Sunday, September 8, 2013

More Data Can Mean Less Guessing About the Economy

More Data Can Mean Less Guessing About the Economy


DAVID TABOR, 37 and a civil engineer, runs an eight-person home-inspection company in Hurricane, W.Va.
Other than their owners, most small businesses have no employees. His is one of the 4.3 million that do have them, and that employ fewer than 20 people each. And while these companies collectively produce roughly 15 percent of the nation’s economic output, their activities aren’t captured by the official numbers in a timely or detailed way.
Yet this measurement shortfall in the small-business sector, and a series of other information gaps in the economy, may be overcome by what experts say is an emerging data revolution — Big Data, in the current catchphrase. The ever-expanding universe of digital signals of behavior, from browsing and buying on the Web to cellphone location data, is grist for potential breakthroughs in economic measurement. It could produce more accurate forecasting and more informed policy-making — more science and less guesswork.
“We’re seeing the emergence of new sets of data and knowledge that we’ve never had before,” says James Poterba, president of the National Bureau of Economic Research and a professor at the Massachusetts Institute of Technology. “It’s a real opportunity for policy makers.”

(Requirement 1): Retype the article on economic data word for word, in full.
(Requirement 2): In the records, rewrite the lines between the one holding "login-button-group: User Admin" and the one holding "admin-login-button[interactable]: Admin Login", inclusive, putting "bounds" in place of "bbox" and changing nothing else. Give only those lines.
The article on economic data and the records have nothing to do with each other.

(Data records):

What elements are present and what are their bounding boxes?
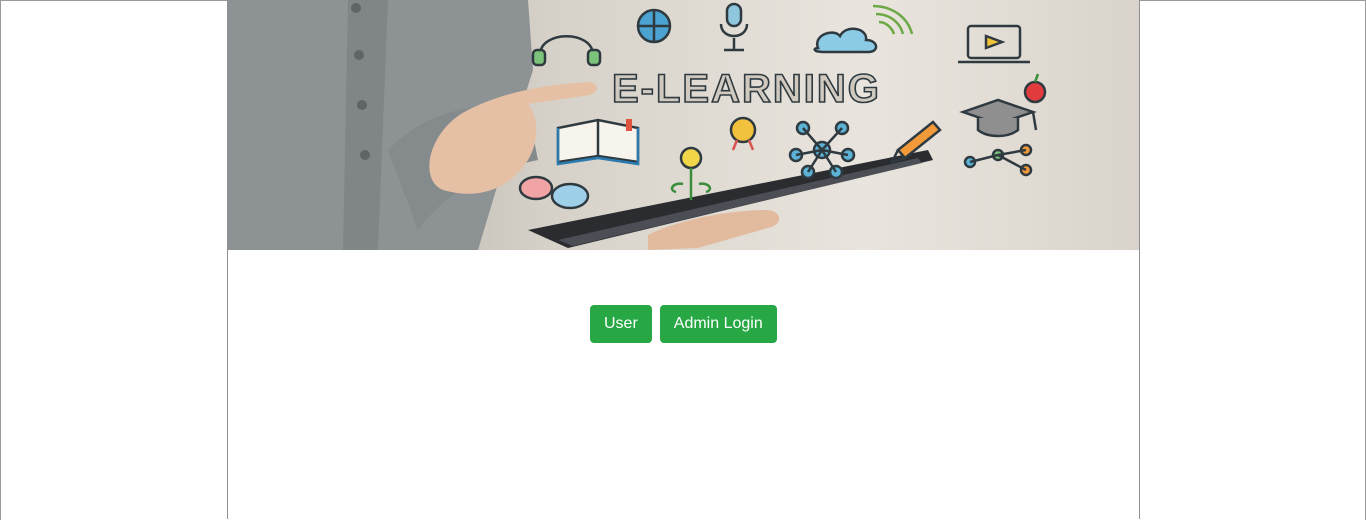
login-button-group: User Admin Login bbox=[590, 305, 777, 343]
user-button[interactable]: User bbox=[590, 305, 652, 343]
hero-banner-text: E-LEARNING bbox=[612, 67, 881, 111]
main-container: E-LEARNING User Admin Login bbox=[227, 0, 1140, 519]
admin-login-button[interactable]: Admin Login bbox=[659, 305, 777, 343]
hero-banner-image: E-LEARNING bbox=[228, 0, 1139, 250]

(Answer 1):
Sunday, September 8, 2013

More Data Can Mean Less Guessing About the Economy

More Data Can Mean Less Guessing About the Economy


DAVID TABOR, 37 and a civil engineer, runs an eight-person home-inspection company in Hurricane, W.Va.
Other than their owners, most small businesses have no employees. His is one of the 4.3 million that do have them, and that employ fewer than 20 people each. And while these companies collectively produce roughly 15 percent of the nation’s economic output, their activities aren’t captured by the official numbers in a timely or detailed way.
Yet this measurement shortfall in the small-business sector, and a series of other information gaps in the economy, may be overcome by what experts say is an emerging data revolution — Big Data, in the current catchphrase. The ever-expanding universe of digital signals of behavior, from browsing and buying on the Web to cellphone location data, is grist for potential breakthroughs in economic measurement. It could produce more accurate forecasting and more informed policy-making — more science and less guesswork.
“We’re seeing the emergence of new sets of data and knowledge that we’ve never had before,” says James Poterba, president of the National Bureau of Economic Research and a professor at the Massachusetts Institute of Technology. “It’s a real opportunity for policy makers.”

(Answer 2):
login-button-group: User Admin Login bounds=[590, 305, 777, 343]
user-button[interactable]: User bounds=[590, 305, 652, 343]
hero-banner-text: E-LEARNING bounds=[612, 67, 881, 111]
main-container: E-LEARNING User Admin Login bounds=[227, 0, 1140, 519]
admin-login-button[interactable]: Admin Login bounds=[659, 305, 777, 343]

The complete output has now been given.